(Some records)
— start —

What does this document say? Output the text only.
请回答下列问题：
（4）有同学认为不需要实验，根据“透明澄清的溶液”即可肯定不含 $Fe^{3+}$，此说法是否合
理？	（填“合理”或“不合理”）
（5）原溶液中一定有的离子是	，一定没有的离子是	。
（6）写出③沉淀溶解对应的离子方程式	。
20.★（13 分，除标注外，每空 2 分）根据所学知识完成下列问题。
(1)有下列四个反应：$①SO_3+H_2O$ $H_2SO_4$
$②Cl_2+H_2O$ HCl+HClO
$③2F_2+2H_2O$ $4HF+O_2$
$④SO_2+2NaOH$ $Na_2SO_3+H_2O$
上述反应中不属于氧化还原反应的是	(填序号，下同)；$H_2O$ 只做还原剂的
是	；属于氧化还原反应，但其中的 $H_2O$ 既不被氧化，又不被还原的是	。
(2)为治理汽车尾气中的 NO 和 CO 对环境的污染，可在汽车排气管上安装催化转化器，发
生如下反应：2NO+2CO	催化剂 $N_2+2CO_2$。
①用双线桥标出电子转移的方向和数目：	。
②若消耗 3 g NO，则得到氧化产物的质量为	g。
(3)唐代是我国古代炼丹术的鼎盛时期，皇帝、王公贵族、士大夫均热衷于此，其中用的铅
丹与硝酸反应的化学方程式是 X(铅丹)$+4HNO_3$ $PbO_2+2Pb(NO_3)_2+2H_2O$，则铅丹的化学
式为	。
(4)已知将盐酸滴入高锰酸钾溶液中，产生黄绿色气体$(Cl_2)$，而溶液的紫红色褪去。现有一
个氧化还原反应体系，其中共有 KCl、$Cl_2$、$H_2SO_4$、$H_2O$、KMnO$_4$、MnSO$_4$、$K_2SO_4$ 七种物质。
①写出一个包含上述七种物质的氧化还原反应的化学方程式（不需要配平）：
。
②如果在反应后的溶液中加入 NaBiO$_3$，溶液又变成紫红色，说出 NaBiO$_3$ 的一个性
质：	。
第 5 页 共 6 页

— end —

• What to do
Give the entries once more, exactly as they appear.

• Answer to this exercise
What does this document say? Output the text only.
请回答下列问题：
（4）有同学认为不需要实验，根据“透明澄清的溶液”即可肯定不含 $Fe^{3+}$，此说法是否合
理？	（填“合理”或“不合理”）
（5）原溶液中一定有的离子是	，一定没有的离子是	。
（6）写出③沉淀溶解对应的离子方程式	。
20.★（13 分，除标注外，每空 2 分）根据所学知识完成下列问题。
(1)有下列四个反应：$①SO_3+H_2O$ $H_2SO_4$
$②Cl_2+H_2O$ HCl+HClO
$③2F_2+2H_2O$ $4HF+O_2$
$④SO_2+2NaOH$ $Na_2SO_3+H_2O$
上述反应中不属于氧化还原反应的是	(填序号，下同)；$H_2O$ 只做还原剂的
是	；属于氧化还原反应，但其中的 $H_2O$ 既不被氧化，又不被还原的是	。
(2)为治理汽车尾气中的 NO 和 CO 对环境的污染，可在汽车排气管上安装催化转化器，发
生如下反应：2NO+2CO	催化剂 $N_2+2CO_2$。
①用双线桥标出电子转移的方向和数目：	。
②若消耗 3 g NO，则得到氧化产物的质量为	g。
(3)唐代是我国古代炼丹术的鼎盛时期，皇帝、王公贵族、士大夫均热衷于此，其中用的铅
丹与硝酸反应的化学方程式是 X(铅丹)$+4HNO_3$ $PbO_2+2Pb(NO_3)_2+2H_2O$，则铅丹的化学
式为	。
(4)已知将盐酸滴入高锰酸钾溶液中，产生黄绿色气体$(Cl_2)$，而溶液的紫红色褪去。现有一
个氧化还原反应体系，其中共有 KCl、$Cl_2$、$H_2SO_4$、$H_2O$、KMnO$_4$、MnSO$_4$、$K_2SO_4$ 七种物质。
①写出一个包含上述七种物质的氧化还原反应的化学方程式（不需要配平）：
。
②如果在反应后的溶液中加入 NaBiO$_3$，溶液又变成紫红色，说出 NaBiO$_3$ 的一个性
质：	。
第 5 页 共 6 页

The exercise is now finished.